=== Data ===

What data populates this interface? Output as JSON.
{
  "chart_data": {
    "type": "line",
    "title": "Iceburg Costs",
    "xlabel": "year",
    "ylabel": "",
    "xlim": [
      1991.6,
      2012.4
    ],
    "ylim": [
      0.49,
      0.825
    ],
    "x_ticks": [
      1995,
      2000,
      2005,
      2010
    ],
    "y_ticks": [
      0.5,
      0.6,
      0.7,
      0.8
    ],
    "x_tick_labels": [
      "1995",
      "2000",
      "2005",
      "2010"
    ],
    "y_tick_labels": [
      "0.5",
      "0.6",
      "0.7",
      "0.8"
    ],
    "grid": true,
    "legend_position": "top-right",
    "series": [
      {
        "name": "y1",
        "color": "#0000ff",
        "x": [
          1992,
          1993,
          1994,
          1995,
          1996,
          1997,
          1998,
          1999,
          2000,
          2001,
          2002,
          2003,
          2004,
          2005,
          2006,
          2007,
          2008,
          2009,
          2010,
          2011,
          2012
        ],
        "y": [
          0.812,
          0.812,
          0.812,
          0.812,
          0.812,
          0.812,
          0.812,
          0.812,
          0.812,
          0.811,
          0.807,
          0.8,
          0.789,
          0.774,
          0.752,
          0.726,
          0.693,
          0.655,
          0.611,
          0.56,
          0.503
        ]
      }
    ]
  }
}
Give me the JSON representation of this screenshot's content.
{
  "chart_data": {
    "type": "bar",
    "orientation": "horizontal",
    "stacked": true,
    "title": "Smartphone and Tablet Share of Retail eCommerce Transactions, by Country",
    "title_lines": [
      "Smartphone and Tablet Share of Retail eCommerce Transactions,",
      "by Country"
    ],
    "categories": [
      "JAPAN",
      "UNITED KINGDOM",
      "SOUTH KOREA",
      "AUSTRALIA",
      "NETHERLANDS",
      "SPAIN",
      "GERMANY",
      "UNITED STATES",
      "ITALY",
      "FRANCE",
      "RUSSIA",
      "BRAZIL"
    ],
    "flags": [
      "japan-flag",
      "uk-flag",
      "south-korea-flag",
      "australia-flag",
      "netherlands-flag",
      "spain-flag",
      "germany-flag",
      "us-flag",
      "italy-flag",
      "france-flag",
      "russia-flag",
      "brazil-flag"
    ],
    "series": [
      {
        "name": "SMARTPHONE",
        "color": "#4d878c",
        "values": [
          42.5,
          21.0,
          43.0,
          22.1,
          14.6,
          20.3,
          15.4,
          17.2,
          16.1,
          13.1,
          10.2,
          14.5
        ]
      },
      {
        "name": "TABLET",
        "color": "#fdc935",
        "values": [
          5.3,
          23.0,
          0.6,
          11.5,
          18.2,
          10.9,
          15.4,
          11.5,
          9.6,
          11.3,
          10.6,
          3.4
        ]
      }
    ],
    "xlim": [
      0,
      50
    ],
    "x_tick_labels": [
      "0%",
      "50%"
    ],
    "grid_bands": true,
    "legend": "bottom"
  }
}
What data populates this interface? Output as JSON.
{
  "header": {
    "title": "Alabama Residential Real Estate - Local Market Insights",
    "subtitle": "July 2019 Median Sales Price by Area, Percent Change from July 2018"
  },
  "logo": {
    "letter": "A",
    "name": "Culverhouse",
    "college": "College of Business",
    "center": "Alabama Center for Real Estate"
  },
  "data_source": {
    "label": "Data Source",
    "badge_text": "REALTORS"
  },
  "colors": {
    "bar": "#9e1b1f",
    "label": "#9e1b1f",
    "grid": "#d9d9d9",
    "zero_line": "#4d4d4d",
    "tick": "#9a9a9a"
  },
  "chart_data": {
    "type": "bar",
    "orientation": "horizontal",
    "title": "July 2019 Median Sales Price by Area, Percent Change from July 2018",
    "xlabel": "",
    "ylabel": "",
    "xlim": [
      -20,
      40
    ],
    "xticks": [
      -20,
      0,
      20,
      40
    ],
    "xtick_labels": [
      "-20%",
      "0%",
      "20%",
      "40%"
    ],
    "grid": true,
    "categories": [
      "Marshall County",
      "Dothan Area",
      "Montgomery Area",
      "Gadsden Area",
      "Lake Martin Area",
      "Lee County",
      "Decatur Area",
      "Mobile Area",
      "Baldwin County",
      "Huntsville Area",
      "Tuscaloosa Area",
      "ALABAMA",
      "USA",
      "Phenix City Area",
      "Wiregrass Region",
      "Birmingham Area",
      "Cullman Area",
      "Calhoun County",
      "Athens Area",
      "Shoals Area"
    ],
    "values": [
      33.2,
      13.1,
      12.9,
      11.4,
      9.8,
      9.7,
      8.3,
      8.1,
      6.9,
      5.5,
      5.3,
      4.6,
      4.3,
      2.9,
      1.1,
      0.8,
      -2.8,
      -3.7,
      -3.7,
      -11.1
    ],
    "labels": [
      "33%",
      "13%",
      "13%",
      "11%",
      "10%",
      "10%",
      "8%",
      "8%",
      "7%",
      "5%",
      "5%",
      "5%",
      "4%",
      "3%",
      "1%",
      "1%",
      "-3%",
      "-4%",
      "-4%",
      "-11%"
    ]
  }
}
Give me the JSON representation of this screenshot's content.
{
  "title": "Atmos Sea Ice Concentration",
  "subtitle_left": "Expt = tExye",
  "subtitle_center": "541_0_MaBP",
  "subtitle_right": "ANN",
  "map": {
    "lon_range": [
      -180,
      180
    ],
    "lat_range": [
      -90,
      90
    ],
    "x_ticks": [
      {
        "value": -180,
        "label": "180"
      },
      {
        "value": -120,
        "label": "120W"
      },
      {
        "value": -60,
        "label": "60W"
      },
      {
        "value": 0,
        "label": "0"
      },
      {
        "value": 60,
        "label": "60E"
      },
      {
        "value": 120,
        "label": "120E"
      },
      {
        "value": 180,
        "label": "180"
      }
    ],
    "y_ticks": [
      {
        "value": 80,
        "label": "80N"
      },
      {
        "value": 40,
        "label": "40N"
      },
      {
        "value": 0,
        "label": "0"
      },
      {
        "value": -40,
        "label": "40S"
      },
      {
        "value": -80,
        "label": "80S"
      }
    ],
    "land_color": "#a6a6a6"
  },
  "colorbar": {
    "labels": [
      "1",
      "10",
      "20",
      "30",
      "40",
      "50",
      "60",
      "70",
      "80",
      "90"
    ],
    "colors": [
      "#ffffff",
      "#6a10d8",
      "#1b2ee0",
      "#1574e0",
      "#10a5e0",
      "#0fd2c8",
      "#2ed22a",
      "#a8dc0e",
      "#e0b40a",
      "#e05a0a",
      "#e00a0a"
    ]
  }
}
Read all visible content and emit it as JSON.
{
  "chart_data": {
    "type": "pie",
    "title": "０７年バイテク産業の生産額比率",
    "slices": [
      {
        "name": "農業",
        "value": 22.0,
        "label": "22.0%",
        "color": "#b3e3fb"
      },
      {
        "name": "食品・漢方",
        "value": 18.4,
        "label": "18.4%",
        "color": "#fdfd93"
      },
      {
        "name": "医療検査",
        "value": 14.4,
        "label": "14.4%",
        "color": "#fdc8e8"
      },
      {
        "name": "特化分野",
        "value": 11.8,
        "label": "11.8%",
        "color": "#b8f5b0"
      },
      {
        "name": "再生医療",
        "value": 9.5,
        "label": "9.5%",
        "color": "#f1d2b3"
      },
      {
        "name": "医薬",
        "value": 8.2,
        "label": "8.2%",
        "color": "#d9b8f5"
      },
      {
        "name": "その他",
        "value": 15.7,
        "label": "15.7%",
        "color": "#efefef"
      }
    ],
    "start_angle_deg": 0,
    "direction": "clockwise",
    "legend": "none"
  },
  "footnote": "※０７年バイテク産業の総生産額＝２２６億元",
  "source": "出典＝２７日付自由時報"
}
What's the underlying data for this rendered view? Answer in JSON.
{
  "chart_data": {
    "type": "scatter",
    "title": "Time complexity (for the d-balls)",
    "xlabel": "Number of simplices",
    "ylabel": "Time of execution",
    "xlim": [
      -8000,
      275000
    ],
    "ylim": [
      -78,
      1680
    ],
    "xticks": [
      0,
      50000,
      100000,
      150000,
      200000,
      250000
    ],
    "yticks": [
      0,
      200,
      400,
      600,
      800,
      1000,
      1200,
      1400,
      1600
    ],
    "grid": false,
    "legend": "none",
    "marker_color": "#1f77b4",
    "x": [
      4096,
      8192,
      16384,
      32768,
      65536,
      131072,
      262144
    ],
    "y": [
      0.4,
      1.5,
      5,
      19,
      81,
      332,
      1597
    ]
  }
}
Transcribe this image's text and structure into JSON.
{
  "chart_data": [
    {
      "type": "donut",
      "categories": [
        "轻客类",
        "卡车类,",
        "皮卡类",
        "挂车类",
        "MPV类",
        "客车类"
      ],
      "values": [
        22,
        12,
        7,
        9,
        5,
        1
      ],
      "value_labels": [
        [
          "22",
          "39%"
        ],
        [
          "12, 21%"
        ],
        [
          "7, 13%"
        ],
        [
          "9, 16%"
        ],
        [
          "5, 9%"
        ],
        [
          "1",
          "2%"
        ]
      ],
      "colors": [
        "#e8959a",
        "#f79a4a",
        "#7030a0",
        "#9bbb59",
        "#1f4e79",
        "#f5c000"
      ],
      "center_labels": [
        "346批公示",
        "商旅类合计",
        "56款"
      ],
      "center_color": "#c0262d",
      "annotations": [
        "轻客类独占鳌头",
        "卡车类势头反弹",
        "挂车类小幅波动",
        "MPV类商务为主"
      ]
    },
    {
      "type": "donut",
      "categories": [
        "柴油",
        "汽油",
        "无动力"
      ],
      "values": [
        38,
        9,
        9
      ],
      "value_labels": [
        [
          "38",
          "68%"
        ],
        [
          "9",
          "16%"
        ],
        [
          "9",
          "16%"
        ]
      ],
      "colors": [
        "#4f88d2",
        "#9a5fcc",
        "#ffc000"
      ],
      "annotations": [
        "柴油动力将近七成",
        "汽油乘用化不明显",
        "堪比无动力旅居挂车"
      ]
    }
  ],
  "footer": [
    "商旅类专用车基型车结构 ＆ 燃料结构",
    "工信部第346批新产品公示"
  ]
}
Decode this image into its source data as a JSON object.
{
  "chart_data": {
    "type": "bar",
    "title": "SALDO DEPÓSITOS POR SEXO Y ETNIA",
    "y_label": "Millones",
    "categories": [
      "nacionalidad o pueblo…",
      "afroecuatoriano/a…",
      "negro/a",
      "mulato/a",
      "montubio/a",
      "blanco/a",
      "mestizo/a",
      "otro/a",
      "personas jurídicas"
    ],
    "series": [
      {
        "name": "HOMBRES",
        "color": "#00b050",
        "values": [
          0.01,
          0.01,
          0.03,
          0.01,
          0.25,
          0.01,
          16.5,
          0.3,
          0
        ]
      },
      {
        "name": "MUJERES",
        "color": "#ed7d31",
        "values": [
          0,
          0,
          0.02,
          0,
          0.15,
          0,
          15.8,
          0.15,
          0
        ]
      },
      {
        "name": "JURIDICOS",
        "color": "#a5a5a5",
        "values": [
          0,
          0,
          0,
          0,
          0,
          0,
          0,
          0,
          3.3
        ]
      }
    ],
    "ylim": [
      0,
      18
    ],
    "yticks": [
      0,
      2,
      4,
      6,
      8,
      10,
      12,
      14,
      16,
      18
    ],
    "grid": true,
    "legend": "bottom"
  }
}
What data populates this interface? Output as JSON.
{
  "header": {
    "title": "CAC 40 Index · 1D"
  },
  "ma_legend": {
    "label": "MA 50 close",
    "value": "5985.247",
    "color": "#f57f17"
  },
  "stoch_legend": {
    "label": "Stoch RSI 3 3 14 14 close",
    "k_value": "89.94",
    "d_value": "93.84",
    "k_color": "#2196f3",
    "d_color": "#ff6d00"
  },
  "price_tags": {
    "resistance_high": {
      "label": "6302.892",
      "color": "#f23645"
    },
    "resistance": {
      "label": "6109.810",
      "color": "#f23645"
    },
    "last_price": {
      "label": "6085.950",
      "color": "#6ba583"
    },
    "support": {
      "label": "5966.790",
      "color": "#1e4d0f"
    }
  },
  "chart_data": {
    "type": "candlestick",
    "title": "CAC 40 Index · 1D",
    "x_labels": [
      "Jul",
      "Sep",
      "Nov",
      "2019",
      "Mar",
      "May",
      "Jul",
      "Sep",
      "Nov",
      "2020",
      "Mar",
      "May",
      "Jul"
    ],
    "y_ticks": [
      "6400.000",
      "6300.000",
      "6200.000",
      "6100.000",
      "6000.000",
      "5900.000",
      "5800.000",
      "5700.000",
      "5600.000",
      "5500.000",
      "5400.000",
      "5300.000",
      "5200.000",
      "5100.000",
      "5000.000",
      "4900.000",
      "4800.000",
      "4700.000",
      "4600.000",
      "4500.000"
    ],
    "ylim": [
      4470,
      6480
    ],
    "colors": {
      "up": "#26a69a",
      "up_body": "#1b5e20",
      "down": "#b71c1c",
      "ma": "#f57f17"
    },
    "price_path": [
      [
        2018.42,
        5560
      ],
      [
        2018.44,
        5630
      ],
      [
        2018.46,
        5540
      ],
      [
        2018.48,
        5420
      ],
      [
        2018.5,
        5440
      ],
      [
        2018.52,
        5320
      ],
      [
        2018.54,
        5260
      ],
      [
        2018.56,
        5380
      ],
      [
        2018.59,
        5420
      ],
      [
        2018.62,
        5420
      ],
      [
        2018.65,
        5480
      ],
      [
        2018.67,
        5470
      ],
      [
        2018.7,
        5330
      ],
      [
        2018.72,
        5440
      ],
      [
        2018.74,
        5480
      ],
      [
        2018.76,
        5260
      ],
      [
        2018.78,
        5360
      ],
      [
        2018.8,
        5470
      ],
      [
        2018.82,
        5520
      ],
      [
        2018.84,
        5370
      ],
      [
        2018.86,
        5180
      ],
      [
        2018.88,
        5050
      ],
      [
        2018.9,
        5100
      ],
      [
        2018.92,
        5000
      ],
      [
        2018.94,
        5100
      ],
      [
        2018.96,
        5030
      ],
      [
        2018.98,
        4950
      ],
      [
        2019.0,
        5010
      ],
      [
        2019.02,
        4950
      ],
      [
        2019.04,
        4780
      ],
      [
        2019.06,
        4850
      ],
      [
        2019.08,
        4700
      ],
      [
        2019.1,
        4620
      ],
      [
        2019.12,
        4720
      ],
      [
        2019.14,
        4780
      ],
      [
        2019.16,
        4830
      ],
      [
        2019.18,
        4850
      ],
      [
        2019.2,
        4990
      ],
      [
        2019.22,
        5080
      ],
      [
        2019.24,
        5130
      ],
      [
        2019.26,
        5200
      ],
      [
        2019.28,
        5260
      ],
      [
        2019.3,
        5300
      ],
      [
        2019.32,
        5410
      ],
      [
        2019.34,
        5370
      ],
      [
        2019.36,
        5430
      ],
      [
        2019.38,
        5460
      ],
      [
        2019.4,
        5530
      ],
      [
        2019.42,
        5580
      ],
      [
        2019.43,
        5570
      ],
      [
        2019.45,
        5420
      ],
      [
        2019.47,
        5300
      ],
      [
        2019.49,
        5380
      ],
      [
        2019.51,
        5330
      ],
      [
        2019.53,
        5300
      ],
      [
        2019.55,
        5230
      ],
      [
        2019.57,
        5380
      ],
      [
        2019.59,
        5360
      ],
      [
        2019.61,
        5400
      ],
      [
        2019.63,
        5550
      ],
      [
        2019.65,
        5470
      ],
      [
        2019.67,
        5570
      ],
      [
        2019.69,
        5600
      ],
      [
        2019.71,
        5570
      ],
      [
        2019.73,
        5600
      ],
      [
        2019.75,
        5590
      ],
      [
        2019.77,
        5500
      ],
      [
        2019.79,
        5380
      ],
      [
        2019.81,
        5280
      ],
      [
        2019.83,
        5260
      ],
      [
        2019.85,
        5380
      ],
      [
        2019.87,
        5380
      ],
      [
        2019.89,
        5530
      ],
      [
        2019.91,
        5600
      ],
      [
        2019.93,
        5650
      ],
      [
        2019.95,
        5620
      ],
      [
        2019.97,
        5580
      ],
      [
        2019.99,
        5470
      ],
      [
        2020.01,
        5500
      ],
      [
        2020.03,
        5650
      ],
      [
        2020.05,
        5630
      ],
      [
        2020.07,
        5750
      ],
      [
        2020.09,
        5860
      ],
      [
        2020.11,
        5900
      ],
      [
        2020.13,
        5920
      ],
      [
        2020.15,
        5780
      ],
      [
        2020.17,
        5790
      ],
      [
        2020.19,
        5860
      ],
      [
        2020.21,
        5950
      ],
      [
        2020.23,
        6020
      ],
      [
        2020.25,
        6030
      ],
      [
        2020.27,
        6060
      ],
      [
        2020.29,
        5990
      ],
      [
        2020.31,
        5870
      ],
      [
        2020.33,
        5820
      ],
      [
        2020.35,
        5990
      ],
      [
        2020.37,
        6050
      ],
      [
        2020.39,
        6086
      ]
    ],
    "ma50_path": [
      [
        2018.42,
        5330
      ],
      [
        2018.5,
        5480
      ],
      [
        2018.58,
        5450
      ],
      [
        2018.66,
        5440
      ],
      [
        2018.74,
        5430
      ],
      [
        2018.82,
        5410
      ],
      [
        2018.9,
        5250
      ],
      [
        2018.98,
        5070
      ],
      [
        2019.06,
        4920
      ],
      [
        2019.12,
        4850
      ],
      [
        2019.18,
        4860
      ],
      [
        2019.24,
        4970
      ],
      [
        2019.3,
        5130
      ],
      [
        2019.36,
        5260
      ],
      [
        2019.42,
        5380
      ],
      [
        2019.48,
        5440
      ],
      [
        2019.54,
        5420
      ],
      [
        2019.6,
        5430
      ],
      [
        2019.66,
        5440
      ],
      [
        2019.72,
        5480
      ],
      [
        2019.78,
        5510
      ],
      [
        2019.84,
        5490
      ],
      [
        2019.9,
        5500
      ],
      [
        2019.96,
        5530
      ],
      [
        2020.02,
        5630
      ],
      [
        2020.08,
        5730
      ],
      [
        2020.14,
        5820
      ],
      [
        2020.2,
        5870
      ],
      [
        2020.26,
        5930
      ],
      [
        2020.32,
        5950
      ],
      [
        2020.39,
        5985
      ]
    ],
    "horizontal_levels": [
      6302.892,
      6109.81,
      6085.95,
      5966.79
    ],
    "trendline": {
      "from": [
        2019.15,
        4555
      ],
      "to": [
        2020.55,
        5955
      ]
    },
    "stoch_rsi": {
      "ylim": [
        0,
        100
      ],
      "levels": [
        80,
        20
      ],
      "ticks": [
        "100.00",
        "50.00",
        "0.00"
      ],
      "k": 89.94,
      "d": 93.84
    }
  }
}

===

**The exercise**
In the lines above, find each one with "image" and list it.

**Written response**
Transcribe this image's text and structure into JSON.
Decode this image into its source data as a JSON object.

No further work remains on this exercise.